Keep the pictures out of the copy and print all the entries below exactly.

(Collection entries)
-- Start --

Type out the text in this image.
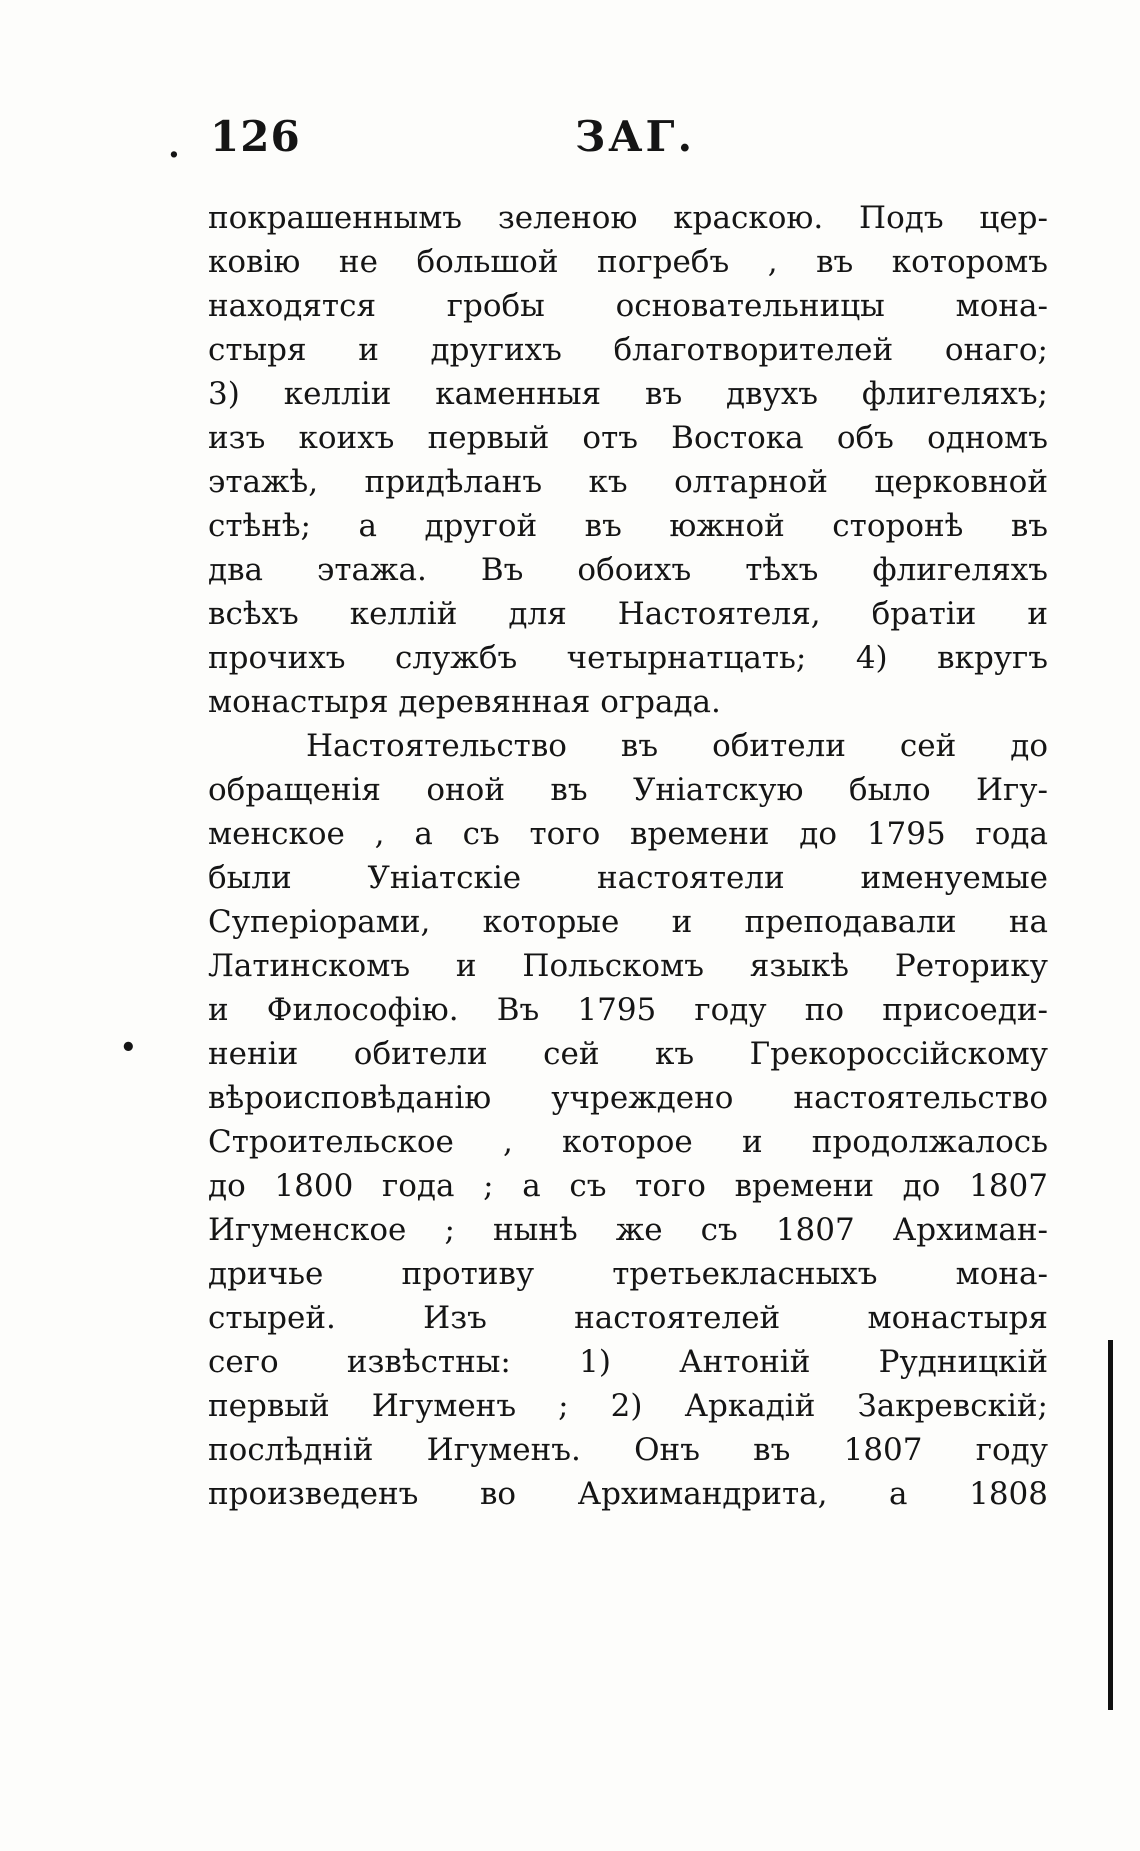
. 126	ЗАГ.
•
покрашеннымъ зеленою краскою. Подъ цер-
ковію не большой погребъ , въ которомъ
находятся гробы основательницы мона-
стыря и другихъ благотворителей онаго;
3) келліи каменныя въ двухъ флигеляхъ;
изъ коихъ первый отъ Востока объ одномъ
этажѣ, придѣланъ къ олтарной церковной
стѣнѣ; а другой въ южной сторонѣ въ
два этажа. Въ обоихъ тѣхъ флигеляхъ
всѣхъ келлій для Настоятеля, братіи и
прочихъ службъ четырнатцать; 4) вкругъ
монастыря деревянная ограда.
Настоятельство въ обители сей до
обращенія оной въ Уніатскую было Игу-
менское , а съ того времени до 1795 года
были Уніатскіе настоятели именуемые
Суперіорами, которые и преподавали на
Латинскомъ и Польскомъ языкѣ Реторику
и Философію. Въ 1795 году по присоеди-
неніи обители сей къ Грекороссійскому
вѣроисповѣданію учреждено настоятельство
Строительское , которое и продолжалось
до 1800 года ; а съ того времени до 1807
Игуменское ; нынѣ же съ 1807 Архиман-
дричье противу третьекласныхъ мона-
стырей. Изъ настоятелей монастыря
сего извѣстны: 1) Антоній Рудницкій
первый Игуменъ ; 2) Аркадій Закревскій;
послѣдній Игуменъ. Онъ въ 1807 году
произведенъ во Архимандрита, а 1808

-- End --

_Result_.
Type out the text in this image.
. 126	ЗАГ.
•
покрашеннымъ зеленою краскою. Подъ цер-
ковію не большой погребъ , въ которомъ
находятся гробы основательницы мона-
стыря и другихъ благотворителей онаго;
3) келліи каменныя въ двухъ флигеляхъ;
изъ коихъ первый отъ Востока объ одномъ
этажѣ, придѣланъ къ олтарной церковной
стѣнѣ; а другой въ южной сторонѣ въ
два этажа. Въ обоихъ тѣхъ флигеляхъ
всѣхъ келлій для Настоятеля, братіи и
прочихъ службъ четырнатцать; 4) вкругъ
монастыря деревянная ограда.
Настоятельство въ обители сей до
обращенія оной въ Уніатскую было Игу-
менское , а съ того времени до 1795 года
были Уніатскіе настоятели именуемые
Суперіорами, которые и преподавали на
Латинскомъ и Польскомъ языкѣ Реторику
и Философію. Въ 1795 году по присоеди-
неніи обители сей къ Грекороссійскому
вѣроисповѣданію учреждено настоятельство
Строительское , которое и продолжалось
до 1800 года ; а съ того времени до 1807
Игуменское ; нынѣ же съ 1807 Архиман-
дричье противу третьекласныхъ мона-
стырей. Изъ настоятелей монастыря
сего извѣстны: 1) Антоній Рудницкій
первый Игуменъ ; 2) Аркадій Закревскій;
послѣдній Игуменъ. Онъ въ 1807 году
произведенъ во Архимандрита, а 1808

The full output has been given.